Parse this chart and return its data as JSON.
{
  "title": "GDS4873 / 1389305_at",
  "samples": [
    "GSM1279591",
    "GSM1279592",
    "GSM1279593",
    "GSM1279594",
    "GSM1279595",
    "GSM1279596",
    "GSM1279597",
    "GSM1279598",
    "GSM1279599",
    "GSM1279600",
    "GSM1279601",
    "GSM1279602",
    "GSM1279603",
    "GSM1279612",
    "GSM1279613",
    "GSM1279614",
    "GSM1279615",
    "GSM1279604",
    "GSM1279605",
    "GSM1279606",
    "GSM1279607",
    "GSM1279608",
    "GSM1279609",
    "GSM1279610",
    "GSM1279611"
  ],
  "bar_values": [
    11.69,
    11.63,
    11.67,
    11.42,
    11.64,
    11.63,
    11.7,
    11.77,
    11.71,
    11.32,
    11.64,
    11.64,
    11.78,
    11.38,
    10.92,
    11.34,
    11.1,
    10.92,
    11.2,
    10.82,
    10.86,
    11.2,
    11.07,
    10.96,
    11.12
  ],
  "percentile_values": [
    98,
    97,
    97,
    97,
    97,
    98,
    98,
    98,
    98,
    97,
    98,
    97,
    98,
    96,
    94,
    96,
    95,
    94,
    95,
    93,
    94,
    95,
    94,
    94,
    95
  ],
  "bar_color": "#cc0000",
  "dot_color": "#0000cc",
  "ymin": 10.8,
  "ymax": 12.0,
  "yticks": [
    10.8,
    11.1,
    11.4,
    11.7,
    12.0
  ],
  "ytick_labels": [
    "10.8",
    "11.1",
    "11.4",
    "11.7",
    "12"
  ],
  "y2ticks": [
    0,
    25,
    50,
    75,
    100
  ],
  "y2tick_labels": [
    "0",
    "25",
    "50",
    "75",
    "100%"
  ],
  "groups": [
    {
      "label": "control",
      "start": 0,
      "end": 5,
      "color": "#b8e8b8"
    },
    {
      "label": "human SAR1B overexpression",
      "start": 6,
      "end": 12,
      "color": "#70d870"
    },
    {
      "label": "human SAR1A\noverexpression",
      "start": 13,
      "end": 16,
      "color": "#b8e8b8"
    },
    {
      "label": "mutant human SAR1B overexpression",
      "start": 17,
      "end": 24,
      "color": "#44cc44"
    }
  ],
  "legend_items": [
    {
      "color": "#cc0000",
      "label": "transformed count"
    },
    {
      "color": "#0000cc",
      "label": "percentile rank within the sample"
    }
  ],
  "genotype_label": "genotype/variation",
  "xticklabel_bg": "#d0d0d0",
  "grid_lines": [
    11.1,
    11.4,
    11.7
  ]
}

::::::::

> [SET TASK] Supply the count of lines in the entries that contain the word "human", and nothing besides.

> [EXERCISE OUTPUT] 3